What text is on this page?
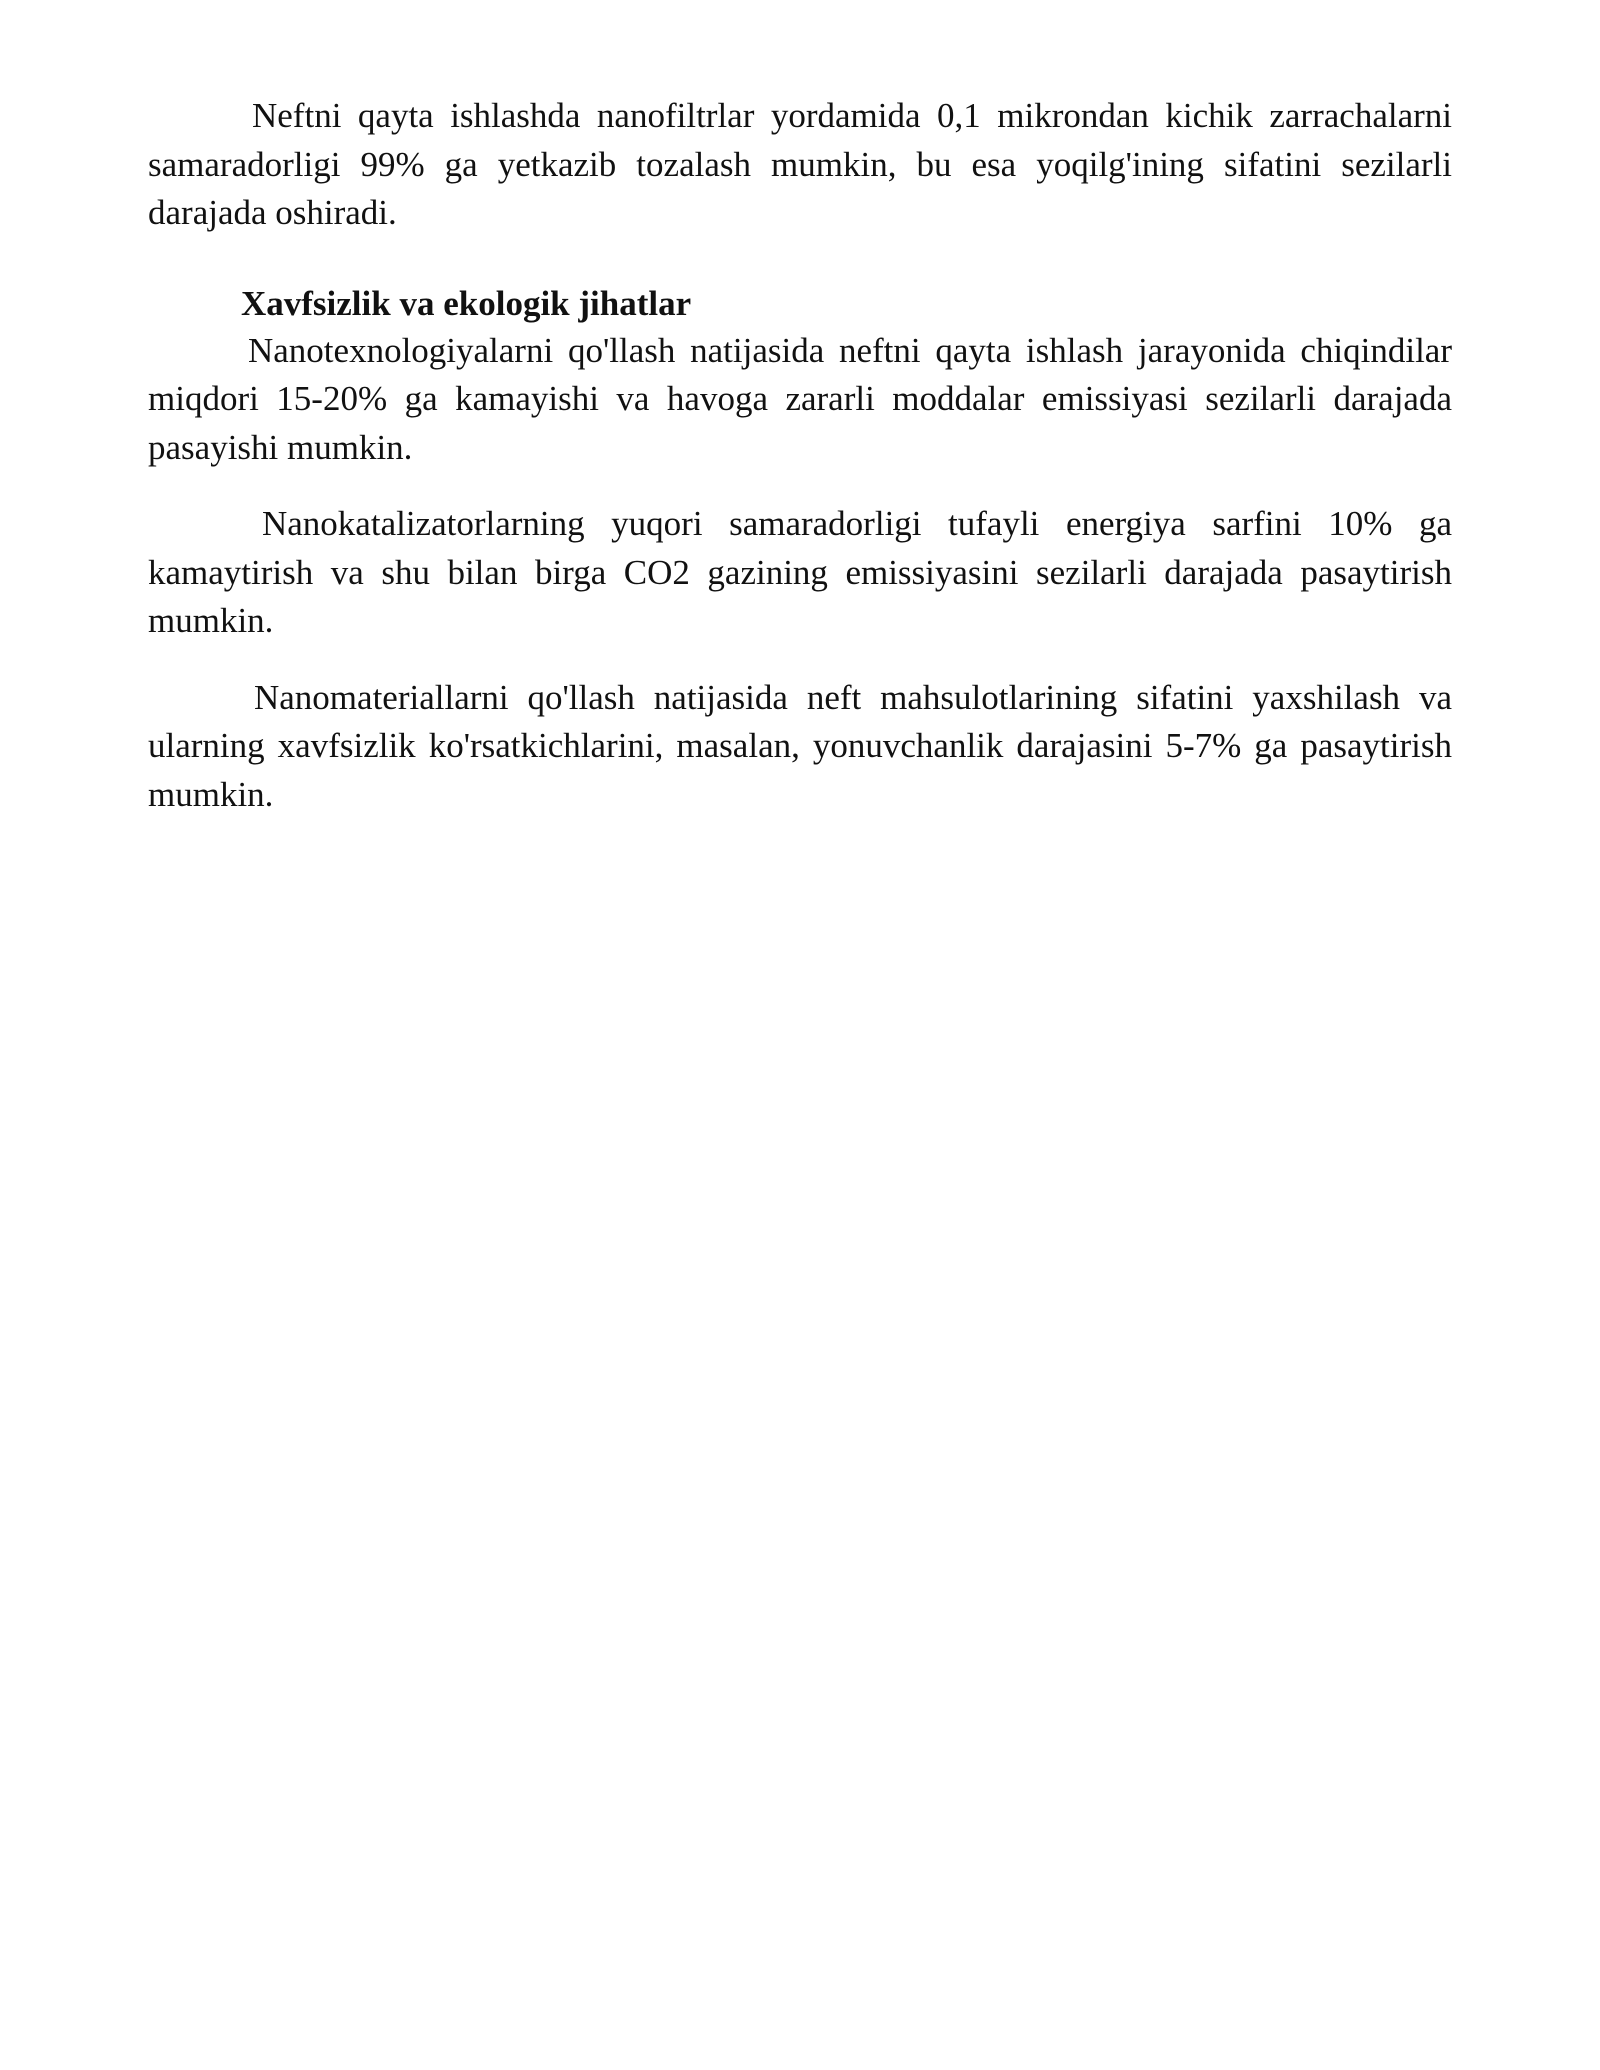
Neftni qayta ishlashda nanofiltrlar yordamida 0,1 mikrondan kichik zarrachalarni samaradorligi 99% ga yetkazib tozalash mumkin, bu esa yoqilg'ining sifatini sezilarli darajada oshiradi.

Xavfsizlik va ekologik jihatlar

Nanotexnologiyalarni qo'llash natijasida neftni qayta ishlash jarayonida chiqindilar miqdori 15-20% ga kamayishi va havoga zararli moddalar emissiyasi sezilarli darajada pasayishi mumkin.

Nanokatalizatorlarning yuqori samaradorligi tufayli energiya sarfini 10% ga kamaytirish va shu bilan birga CO2 gazining emissiyasini sezilarli darajada pasaytirish mumkin.

Nanomateriallarni qo'llash natijasida neft mahsulotlarining sifatini yaxshilash va ularning xavfsizlik ko'rsatkichlarini, masalan, yonuvchanlik darajasini 5-7% ga pasaytirish mumkin.
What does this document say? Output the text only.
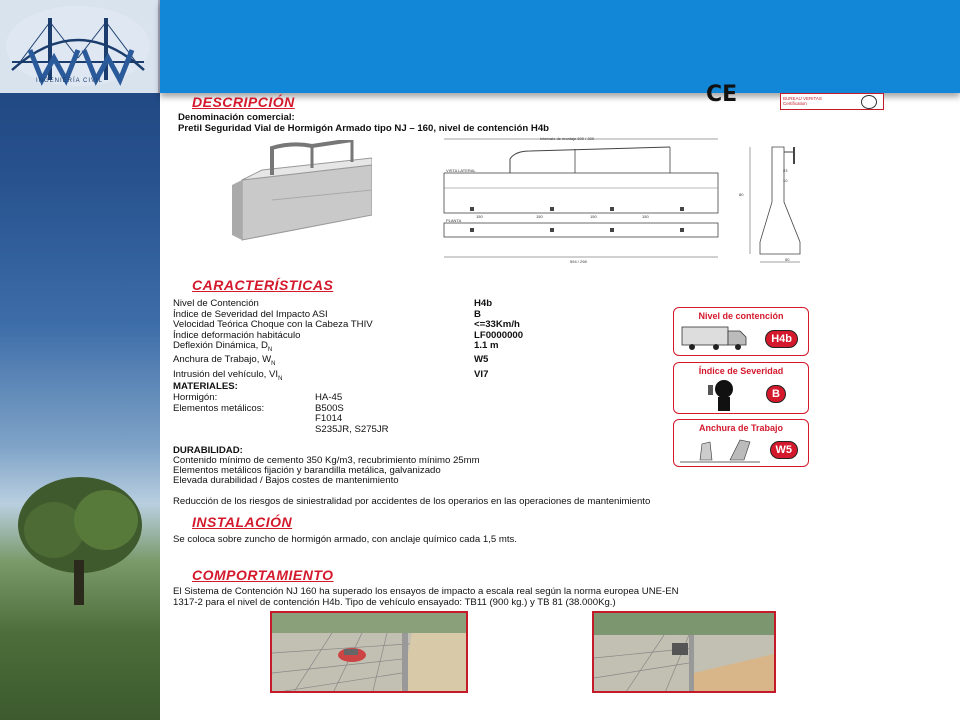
INGENIERÍA CIVIL
CE	BUREAU VERITAS Certification
DESCRIPCIÓN
Denominación comercial:
Pretil Seguridad Vial de Hormigón Armado tipo NJ – 160, nivel de contención H4b
Intervalo de montaje 600 / 300
VISTA LATERAL
PLANTA
150	150	150	150
594 / 298
80
23
10
50
CARACTERÍSTICAS
Nivel de Contención	H4b
Índice de Severidad del Impacto ASI	B
Velocidad Teórica Choque con la Cabeza THIV	<=33Km/h
Índice deformación habitáculo	LF0000000
Deflexión Dinámica, $D_N$	1.1 m
Anchura de Trabajo, $W_N$	W5
Intrusión del vehículo, $VI_N$	VI7
MATERIALES:
Hormigón:	HA-45
Elementos metálicos:	B500S
F1014
S235JR, S275JR
DURABILIDAD:
Contenido mínimo de cemento 350 Kg/m3, recubrimiento mínimo 25mm
Elementos metálicos fijación y barandilla metálica, galvanizado
Elevada durabilidad / Bajos costes de mantenimiento
Reducción de los riesgos de siniestralidad por accidentes de los operarios en las operaciones de mantenimiento
INSTALACIÓN
Se coloca sobre zuncho de hormigón armado, con anclaje químico cada 1,5 mts.
COMPORTAMIENTO
El Sistema de Contención NJ 160 ha superado los ensayos de impacto a escala real según la norma europea UNE-EN
1317-2 para el nivel de contención H4b. Tipo de vehículo ensayado: TB11 (900 kg.) y TB 81 (38.000Kg.)
Nivel de contención
H4b
Índice de Severidad
B
Anchura de Trabajo
W5
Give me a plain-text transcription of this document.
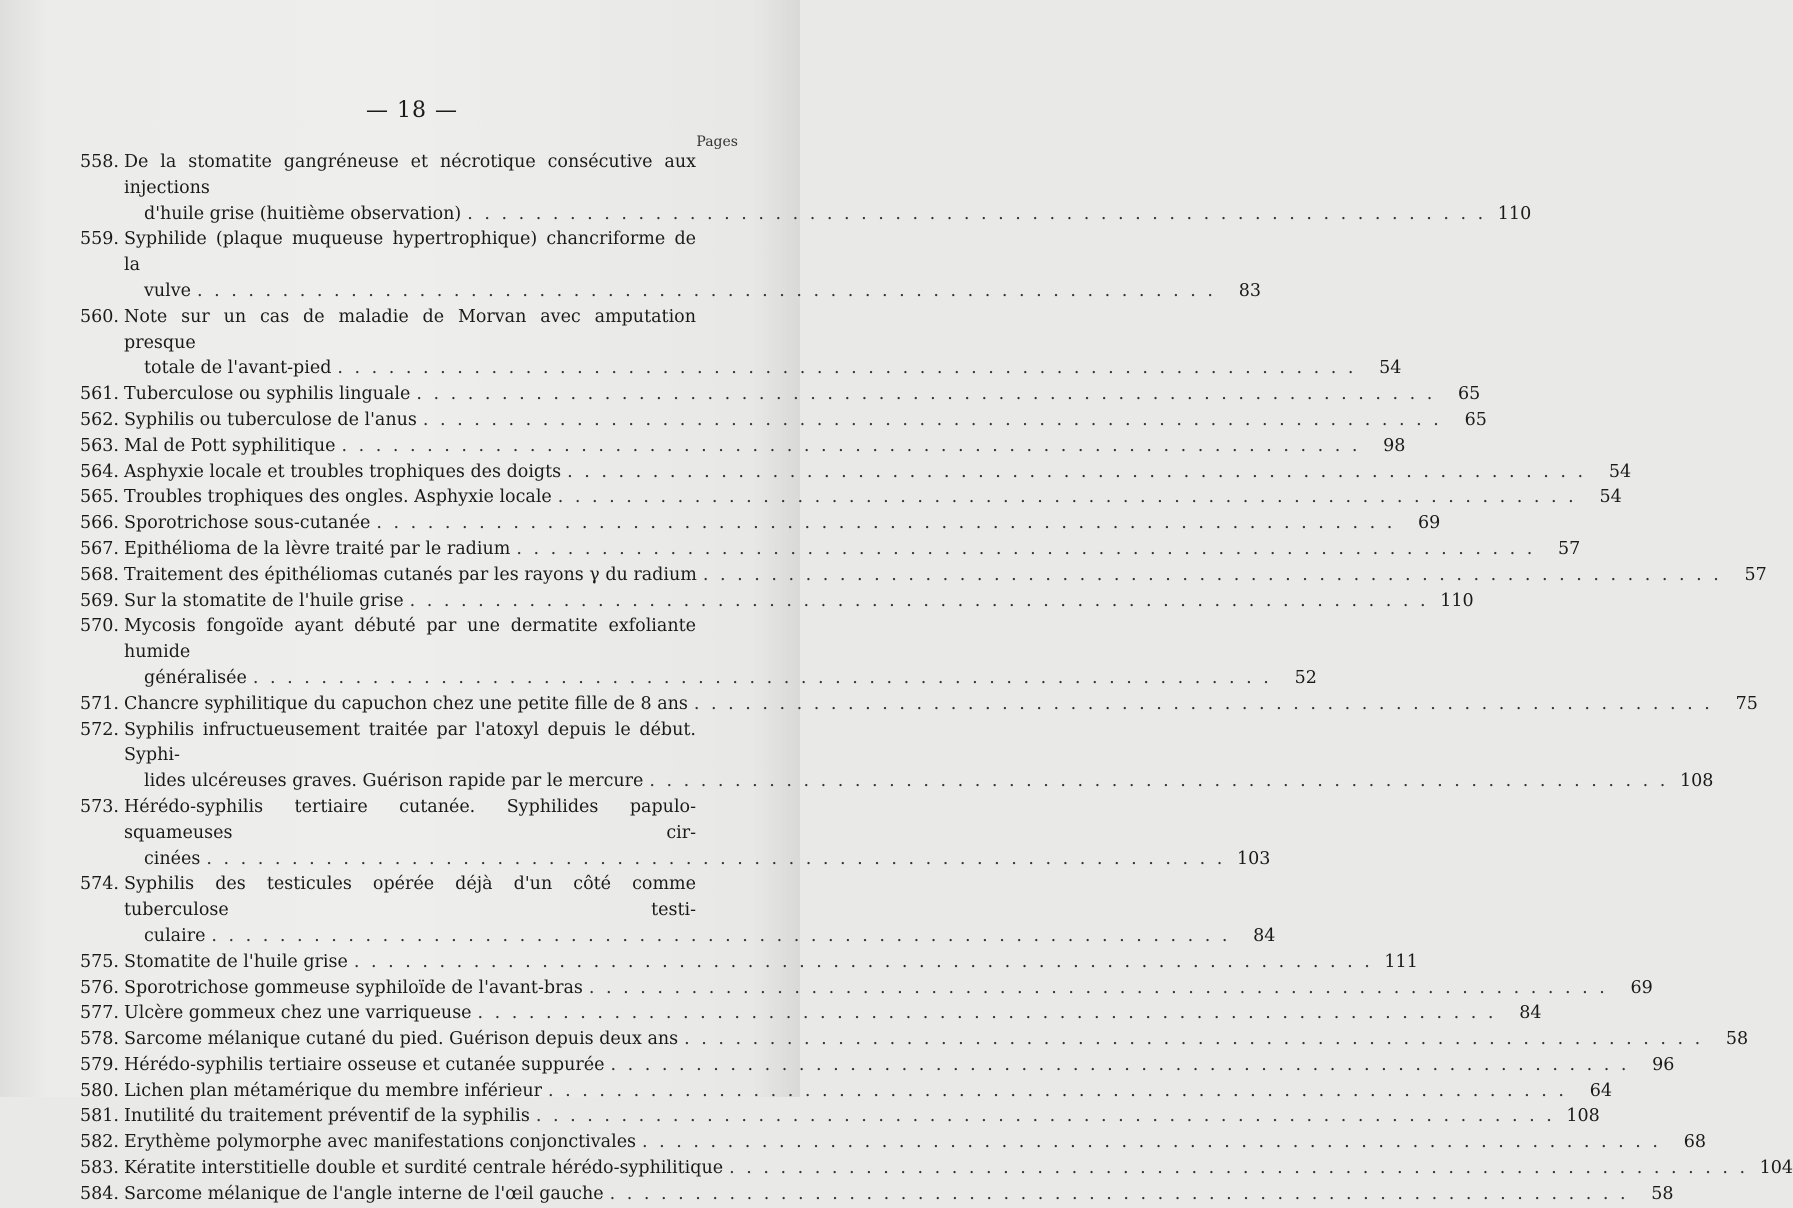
— 18 —
Pages
558. De la stomatite gangréneuse et nécrotique consécutive aux injections
d'huile grise (huitième observation) . . .	110
559. Syphilide (plaque muqueuse hypertrophique) chancriforme de la
vulve . . .	83
560. Note sur un cas de maladie de Morvan avec amputation presque
totale de l'avant-pied . . .	54
561. Tuberculose ou syphilis linguale . . .	65
562. Syphilis ou tuberculose de l'anus . . .	65
563. Mal de Pott syphilitique . . .	98
564. Asphyxie locale et troubles trophiques des doigts . . .	54
565. Troubles trophiques des ongles. Asphyxie locale . . .	54
566. Sporotrichose sous-cutanée . . .	69
567. Epithélioma de la lèvre traité par le radium . . .	57
568. Traitement des épithéliomas cutanés par les rayons γ du radium . . .	57
569. Sur la stomatite de l'huile grise . . .	110
570. Mycosis fongoïde ayant débuté par une dermatite exfoliante humide
généralisée . . .	52
571. Chancre syphilitique du capuchon chez une petite fille de 8 ans . . .	75
572. Syphilis infructueusement traitée par l'atoxyl depuis le début. Syphi-
lides ulcéreuses graves. Guérison rapide par le mercure . . .	108
573. Hérédo-syphilis tertiaire cutanée. Syphilides papulo-squameuses cir-
cinées . . .	103
574. Syphilis des testicules opérée déjà d'un côté comme tuberculose testi-
culaire . . .	84
575. Stomatite de l'huile grise . . .	111
576. Sporotrichose gommeuse syphiloïde de l'avant-bras . . .	69
577. Ulcère gommeux chez une varriqueuse . . .	84
578. Sarcome mélanique cutané du pied. Guérison depuis deux ans . . .	58
579. Hérédo-syphilis tertiaire osseuse et cutanée suppurée . . .	96
580. Lichen plan métamérique du membre inférieur . . .	64
581. Inutilité du traitement préventif de la syphilis . . .	108
582. Erythème polymorphe avec manifestations conjonctivales . . .	68
583. Kératite interstitielle double et surdité centrale hérédo-syphilitique . . .	104
584. Sarcome mélanique de l'angle interne de l'œil gauche . . .	58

# [Task statement]
Return the full material word for word. Do not include the pictures.

# [Result of this exercise]
What text is on this page?
Neftni qayta ishlashda nanofiltrlar yordamida 0,1 mikrondan kichik zarrachalarni samaradorligi 99% ga yetkazib tozalash mumkin, bu esa yoqilg'ining sifatini sezilarli darajada oshiradi.

Xavfsizlik va ekologik jihatlar

Nanotexnologiyalarni qo'llash natijasida neftni qayta ishlash jarayonida chiqindilar miqdori 15-20% ga kamayishi va havoga zararli moddalar emissiyasi sezilarli darajada pasayishi mumkin.

Nanokatalizatorlarning yuqori samaradorligi tufayli energiya sarfini 10% ga kamaytirish va shu bilan birga CO2 gazining emissiyasini sezilarli darajada pasaytirish mumkin.

Nanomateriallarni qo'llash natijasida neft mahsulotlarining sifatini yaxshilash va ularning xavfsizlik ko'rsatkichlarini, masalan, yonuvchanlik darajasini 5-7% ga pasaytirish mumkin.
What does this document say? Output the text only.
INGENIERÍA CIVIL
CE	BUREAU VERITAS Certification
DESCRIPCIÓN
Denominación comercial:
Pretil Seguridad Vial de Hormigón Armado tipo NJ – 160, nivel de contención H4b
Intervalo de montaje 600 / 300
VISTA LATERAL
PLANTA
150	150	150	150
594 / 298
80
23
10
50
CARACTERÍSTICAS
Nivel de Contención	H4b
Índice de Severidad del Impacto ASI	B
Velocidad Teórica Choque con la Cabeza THIV	<=33Km/h
Índice deformación habitáculo	LF0000000
Deflexión Dinámica, $D_N$	1.1 m
Anchura de Trabajo, $W_N$	W5
Intrusión del vehículo, $VI_N$	VI7
MATERIALES:
Hormigón:	HA-45
Elementos metálicos:	B500S
F1014
S235JR, S275JR
DURABILIDAD:
Contenido mínimo de cemento 350 Kg/m3, recubrimiento mínimo 25mm
Elementos metálicos fijación y barandilla metálica, galvanizado
Elevada durabilidad / Bajos costes de mantenimiento
Reducción de los riesgos de siniestralidad por accidentes de los operarios en las operaciones de mantenimiento
INSTALACIÓN
Se coloca sobre zuncho de hormigón armado, con anclaje químico cada 1,5 mts.
COMPORTAMIENTO
El Sistema de Contención NJ 160 ha superado los ensayos de impacto a escala real según la norma europea UNE-EN
1317-2 para el nivel de contención H4b. Tipo de vehículo ensayado: TB11 (900 kg.) y TB 81 (38.000Kg.)
Nivel de contención
H4b
Índice de Severidad
B
Anchura de Trabajo
W5
Give me a plain-text transcription of this document.
— 18 —
Pages
558. De la stomatite gangréneuse et nécrotique consécutive aux injections
d'huile grise (huitième observation) . . .	110
559. Syphilide (plaque muqueuse hypertrophique) chancriforme de la
vulve . . .	83
560. Note sur un cas de maladie de Morvan avec amputation presque
totale de l'avant-pied . . .	54
561. Tuberculose ou syphilis linguale . . .	65
562. Syphilis ou tuberculose de l'anus . . .	65
563. Mal de Pott syphilitique . . .	98
564. Asphyxie locale et troubles trophiques des doigts . . .	54
565. Troubles trophiques des ongles. Asphyxie locale . . .	54
566. Sporotrichose sous-cutanée . . .	69
567. Epithélioma de la lèvre traité par le radium . . .	57
568. Traitement des épithéliomas cutanés par les rayons γ du radium . . .	57
569. Sur la stomatite de l'huile grise . . .	110
570. Mycosis fongoïde ayant débuté par une dermatite exfoliante humide
généralisée . . .	52
571. Chancre syphilitique du capuchon chez une petite fille de 8 ans . . .	75
572. Syphilis infructueusement traitée par l'atoxyl depuis le début. Syphi-
lides ulcéreuses graves. Guérison rapide par le mercure . . .	108
573. Hérédo-syphilis tertiaire cutanée. Syphilides papulo-squameuses cir-
cinées . . .	103
574. Syphilis des testicules opérée déjà d'un côté comme tuberculose testi-
culaire . . .	84
575. Stomatite de l'huile grise . . .	111
576. Sporotrichose gommeuse syphiloïde de l'avant-bras . . .	69
577. Ulcère gommeux chez une varriqueuse . . .	84
578. Sarcome mélanique cutané du pied. Guérison depuis deux ans . . .	58
579. Hérédo-syphilis tertiaire osseuse et cutanée suppurée . . .	96
580. Lichen plan métamérique du membre inférieur . . .	64
581. Inutilité du traitement préventif de la syphilis . . .	108
582. Erythème polymorphe avec manifestations conjonctivales . . .	68
583. Kératite interstitielle double et surdité centrale hérédo-syphilitique . . .	104
584. Sarcome mélanique de l'angle interne de l'œil gauche . . .	58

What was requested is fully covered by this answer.